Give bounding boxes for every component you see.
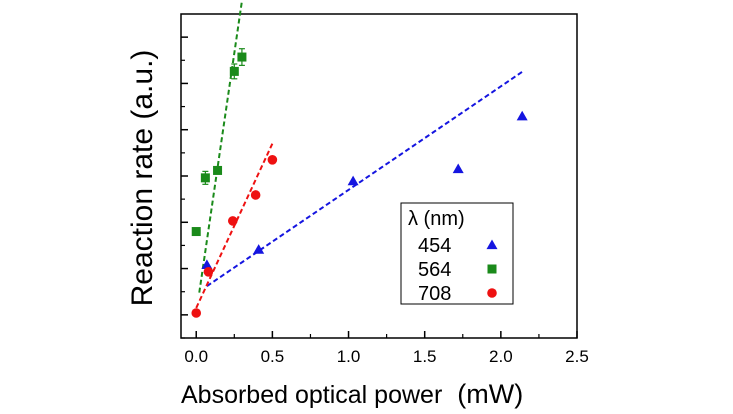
x-tick-label: 1.0	[337, 347, 361, 366]
x-axis-title-unit: (mW)	[457, 379, 523, 409]
legend-marker-708	[487, 288, 497, 298]
legend-title: λ (nm)	[408, 208, 465, 230]
plot-frame	[180, 13, 578, 339]
data-point-564	[229, 66, 239, 76]
legend-label-454: 454	[418, 235, 451, 257]
data-point-708	[227, 216, 238, 226]
data-point-564	[200, 173, 210, 183]
x-tick-label: 2.5	[565, 347, 589, 366]
data-point-564	[237, 52, 247, 62]
fit-line-708	[195, 143, 274, 309]
plot-area-border	[180, 13, 578, 339]
data-point-564	[191, 227, 201, 237]
data-point-708	[203, 267, 214, 277]
data-point-454	[253, 244, 265, 254]
data-point-708	[191, 308, 202, 318]
data-point-454	[516, 110, 528, 121]
y-axis-title: Reaction rate (a.u.)	[126, 50, 159, 307]
data-point-454	[452, 163, 464, 174]
x-tick-label: 2.0	[489, 347, 513, 366]
data-point-708	[250, 190, 261, 200]
data-point-454	[347, 175, 359, 186]
x-axis-title-label: Absorbed optical power	[181, 381, 442, 409]
x-tick-label: 1.5	[413, 347, 437, 366]
x-axis-title: Absorbed optical power (mW)	[181, 379, 523, 409]
legend-marker-454	[486, 239, 498, 250]
data-point-708	[267, 155, 278, 165]
legend-marker-564	[487, 264, 497, 274]
legend-box	[400, 202, 514, 305]
legend-label-708: 708	[418, 283, 451, 305]
data-markers	[191, 48, 528, 318]
y-axis-ticks	[181, 36, 188, 339]
fit-line-564	[198, 0, 243, 293]
fit-lines	[195, 0, 523, 309]
x-axis-ticks: 0.0 0.5 1.0 1.5 2.0 2.5	[184, 331, 589, 366]
data-point-454	[201, 259, 213, 269]
data-point-564	[213, 165, 223, 175]
x-tick-label: 0.5	[261, 347, 285, 366]
x-tick-label: 0.0	[184, 347, 208, 366]
legend-label-564: 564	[418, 259, 451, 281]
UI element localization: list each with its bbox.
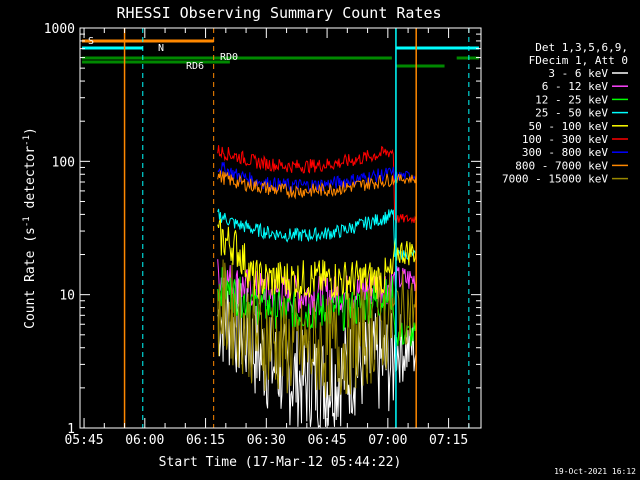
legend-label-8: 7000 - 15000 keV: [502, 173, 608, 186]
y-tick-label: 1: [67, 422, 75, 437]
legend-label-7: 800 - 7000 keV: [515, 159, 608, 172]
data-series: [217, 145, 417, 429]
x-tick-label: 07:15: [429, 433, 468, 448]
footer-date: 19-Oct-2021 16:12: [554, 467, 636, 476]
flag-label-rd0: RD0: [220, 52, 238, 63]
x-tick-label: 07:00: [368, 433, 407, 448]
series-line-7: [217, 170, 417, 200]
x-tick-label: 06:45: [308, 433, 347, 448]
legend-label-5: 100 - 300 keV: [522, 133, 608, 146]
legend-label-0: 3 - 6 keV: [548, 67, 608, 80]
x-tick-label: 05:45: [64, 433, 103, 448]
series-line-5: [217, 145, 417, 224]
axis-ticks: 1 10 100 1000 05:45 06:00 06:15 06:30 06:45 07:00…: [44, 22, 481, 448]
series-line-4: [217, 218, 417, 300]
event-markers: [123, 28, 470, 428]
legend: Det 1,3,5,6,9, FDecim 1, Att 0 3 - 6 keV…: [502, 41, 628, 186]
legend-header-line-1: Det 1,3,5,6,9,: [535, 41, 628, 54]
series-line-8: [217, 259, 417, 398]
chart-title: RHESSI Observing Summary Count Rates: [116, 4, 441, 22]
x-axis-label: Start Time (17-Mar-12 05:44:22): [159, 455, 402, 470]
y-axis-label: Count Rate (s-1 detector-1): [22, 127, 38, 329]
legend-label-4: 50 - 100 keV: [529, 120, 609, 133]
x-tick-label: 06:30: [247, 433, 286, 448]
y-tick-label: 100: [52, 155, 75, 170]
flag-label-s: S: [88, 36, 94, 47]
legend-header-line-2: FDecim 1, Att 0: [529, 54, 628, 67]
y-tick-label: 10: [59, 289, 75, 304]
flag-label-n: N: [158, 43, 164, 54]
legend-label-1: 6 - 12 keV: [542, 80, 609, 93]
legend-label-2: 12 - 25 keV: [535, 93, 608, 106]
x-tick-label: 06:15: [186, 433, 225, 448]
flag-label-rd6: RD6: [186, 61, 204, 72]
x-tick-label: 06:00: [125, 433, 164, 448]
plot-frame: [79, 27, 482, 429]
flag-bars: S N RD0 RD6: [82, 36, 479, 72]
legend-label-6: 300 - 800 keV: [522, 146, 608, 159]
y-tick-label: 1000: [44, 22, 75, 37]
series-line-3: [217, 208, 417, 260]
legend-label-3: 25 - 50 keV: [535, 107, 608, 120]
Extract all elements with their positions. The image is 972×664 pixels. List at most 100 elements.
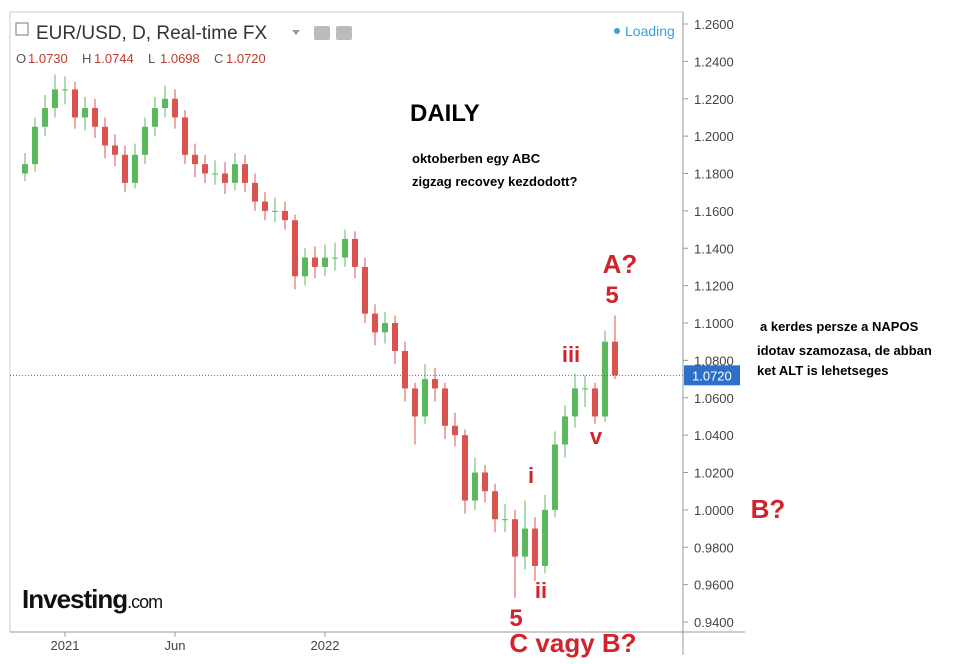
candle-body bbox=[222, 173, 228, 183]
last-price-box bbox=[684, 365, 740, 386]
annotation: 5 bbox=[509, 605, 522, 632]
y-tick-label: 1.0200 bbox=[694, 466, 734, 481]
annotation: C vagy B? bbox=[509, 628, 636, 658]
y-tick-label: 1.1800 bbox=[694, 167, 734, 182]
candle-body bbox=[542, 509, 548, 566]
candle-body bbox=[612, 341, 618, 376]
candle-body bbox=[592, 388, 598, 417]
candle-body bbox=[22, 164, 28, 174]
candle-body bbox=[72, 89, 78, 118]
candle-body bbox=[152, 108, 158, 127]
candle-body bbox=[172, 98, 178, 118]
ohlc-name: H bbox=[82, 51, 91, 66]
y-tick-label: 1.0000 bbox=[694, 503, 734, 518]
ohlc-value: 1.0730 bbox=[28, 51, 68, 66]
candle-body bbox=[142, 126, 148, 155]
candle-body bbox=[482, 472, 488, 492]
candle-body bbox=[432, 379, 438, 389]
candle-body bbox=[262, 201, 268, 211]
loading-dot bbox=[614, 28, 620, 34]
candle-body bbox=[312, 257, 318, 267]
y-tick-label: 1.1200 bbox=[694, 279, 734, 294]
candle-body bbox=[412, 388, 418, 417]
y-tick-label: 0.9400 bbox=[694, 615, 734, 630]
annotation: 5 bbox=[605, 282, 618, 309]
annotation: oktoberben egy ABC bbox=[412, 151, 541, 166]
candle-body bbox=[42, 108, 48, 127]
annotation: iii bbox=[562, 342, 580, 367]
y-tick-label: 1.0800 bbox=[694, 353, 734, 368]
dropdown-icon[interactable] bbox=[292, 30, 300, 35]
logo-brand: Investing bbox=[22, 584, 127, 614]
candle-body bbox=[322, 257, 328, 267]
annotation: ii bbox=[535, 578, 547, 603]
y-tick-label: 1.0600 bbox=[694, 391, 734, 406]
collapse-icon[interactable] bbox=[15, 22, 29, 36]
ohlc-value: 1.0698 bbox=[160, 51, 200, 66]
candle-body bbox=[92, 108, 98, 127]
y-tick-label: 1.1600 bbox=[694, 204, 734, 219]
candle-body bbox=[422, 379, 428, 417]
ohlc-name: O bbox=[16, 51, 26, 66]
settings-icon[interactable] bbox=[336, 26, 352, 40]
logo-suffix: .com bbox=[127, 592, 162, 612]
y-tick-label: 1.2600 bbox=[694, 17, 734, 32]
candle-body bbox=[442, 388, 448, 426]
candle-body bbox=[82, 108, 88, 118]
candle-body bbox=[582, 388, 588, 390]
candle-body bbox=[292, 220, 298, 277]
candle-body bbox=[332, 257, 338, 259]
candle-body bbox=[212, 173, 218, 175]
candle-body bbox=[162, 98, 168, 109]
candle-body bbox=[362, 266, 368, 314]
y-tick-label: 1.2200 bbox=[694, 92, 734, 107]
annotation: A? bbox=[603, 249, 638, 279]
candle-body bbox=[182, 117, 188, 155]
candle-body bbox=[192, 154, 198, 165]
candle-body bbox=[132, 154, 138, 183]
candle-body bbox=[602, 341, 608, 417]
x-tick-label: Jun bbox=[165, 638, 186, 653]
candle-body bbox=[372, 313, 378, 333]
annotation: ket ALT is lehetseges bbox=[757, 363, 889, 378]
candle-body bbox=[62, 89, 68, 91]
candle-body bbox=[102, 126, 108, 146]
candle-body bbox=[52, 89, 58, 109]
candle-body bbox=[512, 519, 518, 557]
y-tick-label: 1.0400 bbox=[694, 428, 734, 443]
candle-body bbox=[302, 257, 308, 277]
ohlc-name: L bbox=[148, 51, 155, 66]
candle-body bbox=[452, 425, 458, 436]
eye-icon[interactable] bbox=[314, 26, 330, 40]
ohlc-name: C bbox=[214, 51, 223, 66]
annotation: zigzag recovey kezdodott? bbox=[412, 174, 577, 189]
candle-body bbox=[552, 444, 558, 510]
y-tick-label: 0.9800 bbox=[694, 540, 734, 555]
candle-body bbox=[32, 126, 38, 165]
candle-body bbox=[462, 435, 468, 501]
candle-body bbox=[232, 164, 238, 183]
x-tick-label: 2021 bbox=[51, 638, 80, 653]
y-tick-label: 1.2400 bbox=[694, 54, 734, 69]
candle-body bbox=[382, 323, 388, 333]
annotation: idotav szamozasa, de abban bbox=[757, 343, 932, 358]
candle-body bbox=[202, 164, 208, 174]
loading-status: Loading bbox=[625, 23, 675, 39]
candle-body bbox=[252, 182, 258, 202]
candle-body bbox=[342, 238, 348, 258]
annotation: i bbox=[528, 463, 534, 488]
candle-body bbox=[352, 238, 358, 267]
ohlc-value: 1.0720 bbox=[226, 51, 266, 66]
candle-body bbox=[562, 416, 568, 445]
y-tick-label: 1.1000 bbox=[694, 316, 734, 331]
last-price-label: 1.0720 bbox=[692, 368, 732, 383]
logo: Investing.com bbox=[22, 584, 162, 614]
annotation: a kerdes persze a NAPOS bbox=[760, 319, 919, 334]
candle-body bbox=[282, 210, 288, 221]
candle-body bbox=[472, 472, 478, 501]
candle-body bbox=[492, 491, 498, 520]
candle-body bbox=[272, 210, 278, 212]
annotation: DAILY bbox=[410, 100, 480, 127]
candle-body bbox=[112, 145, 118, 155]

+ + + +

WHAT THIS TASK INVOLVES: Starting at the line that contains "347, 361, 366]" and ending at the line that contains "x-axis-title-label: Absorbed optical", both included, express that stretch of the data as a Markdown table with the columns Row and Entry. Number each line, and leave out any blank lines.

EXERCISE SOLUTION:
| Row | Entry |
|---|---|
| 1 | x-tick-label: 1.0	[337, 347, 361, 366] |
| 2 | x-axis-title-unit: (mW)	[457, 379, 523, 409] |
| 3 | legend-marker-708	[487, 288, 497, 298] |
| 4 | legend-title: λ (nm)	[408, 208, 465, 230] |
| 5 | plot-frame	[180, 13, 578, 339] |
| 6 | data-point-564	[229, 66, 239, 76] |
| 7 | legend-label-454: 454	[418, 235, 451, 257] |
| 8 | data-point-708	[227, 216, 238, 226] |
| 9 | data-point-564	[200, 173, 210, 183] |
| 10 | x-tick-label: 2.5	[565, 347, 589, 366] |
| 11 | data-point-564	[237, 52, 247, 62] |
| 12 | fit-line-708	[195, 143, 274, 309] |
| 13 | plot-area-border	[180, 13, 578, 339] |
| 14 | data-point-564	[191, 227, 201, 237] |
| 15 | data-point-708	[203, 267, 214, 277] |
| 16 | data-point-454	[253, 244, 265, 254] |
| 17 | data-point-708	[191, 308, 202, 318] |
| 18 | data-point-454	[516, 110, 528, 121] |
| 19 | y-axis-title: Reaction rate (a.u.)	[126, 50, 159, 307] |
| 20 | data-point-454	[452, 163, 464, 174] |
| 21 | x-tick-label: 2.0	[489, 347, 513, 366] |
| 22 | data-point-708	[250, 190, 261, 200] |
| 23 | data-point-454	[347, 175, 359, 186] |
| 24 | x-axis-title-label: Absorbed optical power	[181, 381, 442, 409] |